Using the material below, copy every line where "hadoop" appears.

┌────────

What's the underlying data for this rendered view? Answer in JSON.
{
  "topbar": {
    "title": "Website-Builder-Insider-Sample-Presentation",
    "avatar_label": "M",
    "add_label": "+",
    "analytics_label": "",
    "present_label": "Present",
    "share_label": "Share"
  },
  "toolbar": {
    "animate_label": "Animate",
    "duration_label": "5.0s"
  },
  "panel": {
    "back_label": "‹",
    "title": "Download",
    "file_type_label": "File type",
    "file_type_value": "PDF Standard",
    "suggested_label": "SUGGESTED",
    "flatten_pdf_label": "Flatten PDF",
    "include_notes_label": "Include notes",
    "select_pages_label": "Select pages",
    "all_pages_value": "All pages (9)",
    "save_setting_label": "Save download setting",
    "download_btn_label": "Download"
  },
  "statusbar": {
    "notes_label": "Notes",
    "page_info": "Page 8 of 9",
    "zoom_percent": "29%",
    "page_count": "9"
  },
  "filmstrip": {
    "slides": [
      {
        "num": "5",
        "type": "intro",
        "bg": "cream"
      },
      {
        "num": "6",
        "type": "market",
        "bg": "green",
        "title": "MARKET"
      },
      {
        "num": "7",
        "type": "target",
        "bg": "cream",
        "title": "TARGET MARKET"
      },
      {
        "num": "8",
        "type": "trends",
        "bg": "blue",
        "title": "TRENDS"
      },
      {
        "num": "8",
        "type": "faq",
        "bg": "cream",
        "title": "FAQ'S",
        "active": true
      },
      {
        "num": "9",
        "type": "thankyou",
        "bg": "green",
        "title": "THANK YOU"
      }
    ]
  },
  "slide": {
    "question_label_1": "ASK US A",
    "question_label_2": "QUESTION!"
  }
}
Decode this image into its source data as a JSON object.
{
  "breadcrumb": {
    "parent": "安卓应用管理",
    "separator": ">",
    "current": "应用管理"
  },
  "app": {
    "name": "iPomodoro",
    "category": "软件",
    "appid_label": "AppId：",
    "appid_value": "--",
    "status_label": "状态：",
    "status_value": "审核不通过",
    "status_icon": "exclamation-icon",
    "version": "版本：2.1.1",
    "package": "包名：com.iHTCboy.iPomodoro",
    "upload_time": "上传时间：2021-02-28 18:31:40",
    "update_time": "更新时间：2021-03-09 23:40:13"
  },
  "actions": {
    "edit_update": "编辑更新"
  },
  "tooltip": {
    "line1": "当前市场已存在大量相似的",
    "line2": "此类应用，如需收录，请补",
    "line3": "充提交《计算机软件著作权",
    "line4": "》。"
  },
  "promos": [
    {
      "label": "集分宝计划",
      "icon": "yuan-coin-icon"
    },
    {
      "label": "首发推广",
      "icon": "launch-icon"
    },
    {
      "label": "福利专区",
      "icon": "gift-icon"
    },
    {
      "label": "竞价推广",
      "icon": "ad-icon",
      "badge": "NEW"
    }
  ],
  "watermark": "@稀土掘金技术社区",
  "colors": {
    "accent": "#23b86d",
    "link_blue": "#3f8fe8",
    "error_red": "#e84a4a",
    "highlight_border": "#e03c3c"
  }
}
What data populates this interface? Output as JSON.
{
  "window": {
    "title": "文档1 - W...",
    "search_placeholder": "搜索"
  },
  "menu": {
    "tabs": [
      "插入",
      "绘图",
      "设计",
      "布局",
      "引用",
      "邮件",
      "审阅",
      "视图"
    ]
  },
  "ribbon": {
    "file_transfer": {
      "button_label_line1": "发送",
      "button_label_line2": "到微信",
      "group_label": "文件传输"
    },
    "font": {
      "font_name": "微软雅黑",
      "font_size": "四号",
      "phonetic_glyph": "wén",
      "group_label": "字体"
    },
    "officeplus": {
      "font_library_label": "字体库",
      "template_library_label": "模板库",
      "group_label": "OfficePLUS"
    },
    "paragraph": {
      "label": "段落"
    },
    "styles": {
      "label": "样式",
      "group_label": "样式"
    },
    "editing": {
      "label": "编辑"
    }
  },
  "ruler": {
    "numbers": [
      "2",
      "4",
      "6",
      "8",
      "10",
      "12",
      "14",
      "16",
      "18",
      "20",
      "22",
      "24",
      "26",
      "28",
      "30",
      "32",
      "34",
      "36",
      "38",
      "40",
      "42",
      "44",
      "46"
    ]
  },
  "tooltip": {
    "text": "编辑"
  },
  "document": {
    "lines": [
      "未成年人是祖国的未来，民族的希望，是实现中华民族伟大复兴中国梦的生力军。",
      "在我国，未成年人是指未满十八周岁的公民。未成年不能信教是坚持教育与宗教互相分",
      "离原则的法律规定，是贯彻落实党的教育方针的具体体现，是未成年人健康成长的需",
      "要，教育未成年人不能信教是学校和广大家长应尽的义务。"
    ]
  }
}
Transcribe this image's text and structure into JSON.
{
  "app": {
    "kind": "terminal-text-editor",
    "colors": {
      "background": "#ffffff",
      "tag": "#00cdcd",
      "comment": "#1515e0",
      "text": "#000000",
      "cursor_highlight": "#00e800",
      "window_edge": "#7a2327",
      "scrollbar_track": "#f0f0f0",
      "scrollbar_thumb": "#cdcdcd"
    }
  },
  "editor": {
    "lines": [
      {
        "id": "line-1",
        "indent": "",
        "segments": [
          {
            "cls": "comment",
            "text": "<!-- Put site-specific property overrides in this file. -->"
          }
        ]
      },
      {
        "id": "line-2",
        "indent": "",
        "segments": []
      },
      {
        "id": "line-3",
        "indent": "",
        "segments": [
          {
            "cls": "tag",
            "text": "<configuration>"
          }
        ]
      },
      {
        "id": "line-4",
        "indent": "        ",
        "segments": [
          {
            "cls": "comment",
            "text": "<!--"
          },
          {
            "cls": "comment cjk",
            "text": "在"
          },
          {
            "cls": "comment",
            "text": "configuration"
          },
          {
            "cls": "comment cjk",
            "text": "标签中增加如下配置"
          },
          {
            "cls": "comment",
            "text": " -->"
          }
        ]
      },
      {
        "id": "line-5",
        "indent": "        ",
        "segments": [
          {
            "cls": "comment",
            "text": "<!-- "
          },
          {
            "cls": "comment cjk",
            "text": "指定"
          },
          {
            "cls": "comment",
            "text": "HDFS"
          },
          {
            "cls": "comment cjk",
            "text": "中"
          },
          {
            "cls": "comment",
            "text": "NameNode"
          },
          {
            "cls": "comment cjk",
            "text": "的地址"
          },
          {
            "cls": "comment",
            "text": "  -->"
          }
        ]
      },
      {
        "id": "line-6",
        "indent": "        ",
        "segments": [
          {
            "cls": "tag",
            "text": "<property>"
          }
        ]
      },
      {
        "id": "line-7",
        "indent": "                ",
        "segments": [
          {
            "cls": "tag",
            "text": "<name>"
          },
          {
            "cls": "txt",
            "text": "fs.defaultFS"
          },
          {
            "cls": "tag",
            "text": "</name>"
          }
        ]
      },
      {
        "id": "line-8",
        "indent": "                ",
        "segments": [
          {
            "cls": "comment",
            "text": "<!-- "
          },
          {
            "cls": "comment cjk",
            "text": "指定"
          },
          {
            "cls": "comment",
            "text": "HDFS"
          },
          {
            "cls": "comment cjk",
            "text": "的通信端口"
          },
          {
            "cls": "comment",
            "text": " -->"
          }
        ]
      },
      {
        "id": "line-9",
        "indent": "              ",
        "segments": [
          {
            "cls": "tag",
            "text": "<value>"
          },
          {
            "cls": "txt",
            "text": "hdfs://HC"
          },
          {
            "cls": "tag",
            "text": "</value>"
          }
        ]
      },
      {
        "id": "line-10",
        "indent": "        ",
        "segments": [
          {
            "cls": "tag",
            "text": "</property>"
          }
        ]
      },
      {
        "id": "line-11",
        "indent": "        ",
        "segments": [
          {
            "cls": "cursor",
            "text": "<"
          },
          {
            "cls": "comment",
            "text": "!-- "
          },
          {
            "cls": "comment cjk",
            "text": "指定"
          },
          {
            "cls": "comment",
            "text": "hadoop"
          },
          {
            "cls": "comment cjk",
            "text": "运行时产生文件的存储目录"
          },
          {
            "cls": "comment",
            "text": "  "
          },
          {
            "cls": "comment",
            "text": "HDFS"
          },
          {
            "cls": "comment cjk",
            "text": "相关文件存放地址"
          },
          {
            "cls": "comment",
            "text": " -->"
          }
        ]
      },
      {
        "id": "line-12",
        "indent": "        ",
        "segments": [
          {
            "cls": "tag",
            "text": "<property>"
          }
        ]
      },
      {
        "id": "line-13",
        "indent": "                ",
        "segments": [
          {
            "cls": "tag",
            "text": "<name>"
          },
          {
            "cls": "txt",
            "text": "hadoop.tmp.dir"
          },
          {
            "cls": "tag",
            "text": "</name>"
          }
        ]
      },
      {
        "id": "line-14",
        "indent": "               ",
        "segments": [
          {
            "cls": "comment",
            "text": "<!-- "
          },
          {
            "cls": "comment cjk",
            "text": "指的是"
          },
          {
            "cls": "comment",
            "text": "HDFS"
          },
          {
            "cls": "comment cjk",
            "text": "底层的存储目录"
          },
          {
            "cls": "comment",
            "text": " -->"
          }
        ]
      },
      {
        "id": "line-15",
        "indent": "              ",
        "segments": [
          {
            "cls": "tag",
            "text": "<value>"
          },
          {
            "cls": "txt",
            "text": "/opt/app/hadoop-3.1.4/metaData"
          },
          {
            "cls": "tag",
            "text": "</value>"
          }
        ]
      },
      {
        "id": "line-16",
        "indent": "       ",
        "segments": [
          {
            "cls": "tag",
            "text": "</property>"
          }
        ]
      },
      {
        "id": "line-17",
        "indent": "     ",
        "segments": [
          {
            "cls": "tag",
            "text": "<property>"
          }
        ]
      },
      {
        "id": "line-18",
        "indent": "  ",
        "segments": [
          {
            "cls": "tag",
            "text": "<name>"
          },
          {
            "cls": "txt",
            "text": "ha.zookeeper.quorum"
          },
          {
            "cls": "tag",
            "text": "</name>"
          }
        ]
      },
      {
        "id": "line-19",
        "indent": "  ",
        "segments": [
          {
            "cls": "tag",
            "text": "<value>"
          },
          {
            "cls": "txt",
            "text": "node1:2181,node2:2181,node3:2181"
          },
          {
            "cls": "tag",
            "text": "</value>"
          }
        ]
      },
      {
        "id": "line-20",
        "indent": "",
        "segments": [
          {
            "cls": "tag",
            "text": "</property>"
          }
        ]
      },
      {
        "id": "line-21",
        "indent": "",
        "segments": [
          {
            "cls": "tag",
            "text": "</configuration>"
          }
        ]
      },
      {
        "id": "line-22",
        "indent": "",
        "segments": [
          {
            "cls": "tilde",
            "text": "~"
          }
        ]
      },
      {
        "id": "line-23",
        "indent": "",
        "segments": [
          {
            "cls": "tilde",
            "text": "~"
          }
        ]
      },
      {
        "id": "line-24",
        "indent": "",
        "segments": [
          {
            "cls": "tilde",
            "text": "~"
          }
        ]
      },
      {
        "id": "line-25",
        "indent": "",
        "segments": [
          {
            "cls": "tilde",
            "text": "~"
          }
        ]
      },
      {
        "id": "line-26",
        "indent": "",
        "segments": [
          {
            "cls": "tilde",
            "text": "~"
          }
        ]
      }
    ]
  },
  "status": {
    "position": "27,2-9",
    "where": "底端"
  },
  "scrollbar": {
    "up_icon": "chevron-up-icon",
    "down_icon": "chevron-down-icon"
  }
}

└────────

Response to the task:
            "text": "hadoop"
            "text": "hadoop.tmp.dir"
            "text": "/opt/app/hadoop-3.1.4/metaData"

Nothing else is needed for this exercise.